Dataset items

++++++++++++++++++++

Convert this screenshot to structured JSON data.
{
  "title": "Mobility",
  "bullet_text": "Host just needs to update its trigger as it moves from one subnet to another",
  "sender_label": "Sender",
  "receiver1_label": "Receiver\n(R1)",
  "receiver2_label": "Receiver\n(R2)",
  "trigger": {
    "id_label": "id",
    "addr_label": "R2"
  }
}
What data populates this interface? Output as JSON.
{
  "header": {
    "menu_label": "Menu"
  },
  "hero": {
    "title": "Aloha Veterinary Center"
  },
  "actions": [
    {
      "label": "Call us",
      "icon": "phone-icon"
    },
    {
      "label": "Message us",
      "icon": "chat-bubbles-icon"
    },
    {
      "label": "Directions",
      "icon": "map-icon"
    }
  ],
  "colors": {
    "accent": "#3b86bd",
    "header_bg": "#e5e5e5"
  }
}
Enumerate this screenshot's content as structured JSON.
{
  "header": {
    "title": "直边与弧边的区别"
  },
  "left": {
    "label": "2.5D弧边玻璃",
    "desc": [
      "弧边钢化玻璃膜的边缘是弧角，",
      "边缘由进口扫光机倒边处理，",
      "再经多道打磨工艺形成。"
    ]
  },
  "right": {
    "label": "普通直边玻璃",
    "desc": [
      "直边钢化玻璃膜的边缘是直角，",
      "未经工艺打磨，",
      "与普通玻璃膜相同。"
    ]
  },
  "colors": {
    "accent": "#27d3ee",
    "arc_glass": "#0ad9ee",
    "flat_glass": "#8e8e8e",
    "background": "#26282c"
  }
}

++++++++++++++++++++

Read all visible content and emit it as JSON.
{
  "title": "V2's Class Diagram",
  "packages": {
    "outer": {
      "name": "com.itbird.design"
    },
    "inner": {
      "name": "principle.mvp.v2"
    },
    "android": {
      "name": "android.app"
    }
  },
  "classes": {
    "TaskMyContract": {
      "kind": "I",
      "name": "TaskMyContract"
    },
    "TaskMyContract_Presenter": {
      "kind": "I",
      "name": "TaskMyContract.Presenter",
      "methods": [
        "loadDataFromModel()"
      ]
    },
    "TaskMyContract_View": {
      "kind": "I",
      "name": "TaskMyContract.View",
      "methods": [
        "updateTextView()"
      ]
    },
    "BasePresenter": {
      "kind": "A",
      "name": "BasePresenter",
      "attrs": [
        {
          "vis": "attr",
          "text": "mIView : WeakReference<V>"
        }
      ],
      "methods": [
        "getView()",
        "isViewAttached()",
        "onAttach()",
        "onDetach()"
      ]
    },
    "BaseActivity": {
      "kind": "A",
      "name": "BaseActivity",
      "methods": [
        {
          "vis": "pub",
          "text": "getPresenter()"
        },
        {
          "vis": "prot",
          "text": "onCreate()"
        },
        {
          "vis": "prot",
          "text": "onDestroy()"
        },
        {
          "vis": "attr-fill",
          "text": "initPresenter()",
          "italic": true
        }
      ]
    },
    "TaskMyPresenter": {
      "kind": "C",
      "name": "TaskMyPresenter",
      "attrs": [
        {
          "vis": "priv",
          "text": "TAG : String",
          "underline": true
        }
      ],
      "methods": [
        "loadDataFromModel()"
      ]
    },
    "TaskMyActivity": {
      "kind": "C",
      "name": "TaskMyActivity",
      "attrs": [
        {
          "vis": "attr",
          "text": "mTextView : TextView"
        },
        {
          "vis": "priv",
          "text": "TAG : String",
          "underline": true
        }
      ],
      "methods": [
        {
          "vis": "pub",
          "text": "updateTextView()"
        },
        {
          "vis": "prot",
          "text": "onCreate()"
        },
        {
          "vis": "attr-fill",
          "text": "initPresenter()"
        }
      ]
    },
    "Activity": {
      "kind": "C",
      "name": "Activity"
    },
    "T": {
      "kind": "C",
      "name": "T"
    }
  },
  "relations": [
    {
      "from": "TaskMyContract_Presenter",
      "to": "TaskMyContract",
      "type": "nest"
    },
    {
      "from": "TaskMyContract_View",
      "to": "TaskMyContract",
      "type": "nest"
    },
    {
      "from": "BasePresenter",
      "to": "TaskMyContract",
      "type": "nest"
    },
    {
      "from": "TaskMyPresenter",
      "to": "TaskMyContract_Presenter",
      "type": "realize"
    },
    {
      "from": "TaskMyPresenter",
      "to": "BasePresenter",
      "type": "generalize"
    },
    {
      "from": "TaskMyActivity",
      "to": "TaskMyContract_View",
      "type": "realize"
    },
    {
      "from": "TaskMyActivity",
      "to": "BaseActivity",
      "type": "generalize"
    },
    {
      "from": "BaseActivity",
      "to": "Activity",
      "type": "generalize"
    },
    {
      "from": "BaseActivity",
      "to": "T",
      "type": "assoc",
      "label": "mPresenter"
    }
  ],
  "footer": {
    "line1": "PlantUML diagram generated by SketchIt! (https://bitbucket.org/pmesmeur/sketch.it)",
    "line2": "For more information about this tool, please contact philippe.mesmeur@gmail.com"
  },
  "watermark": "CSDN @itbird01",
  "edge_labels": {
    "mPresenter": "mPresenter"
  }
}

++++++++++++++++++++

Requirement:
Locate each line with the word "JSON" and copy it.

Result of this exercise:
Convert this screenshot to structured JSON data.
What data populates this interface? Output as JSON.
Enumerate this screenshot's content as structured JSON.
Read all visible content and emit it as JSON.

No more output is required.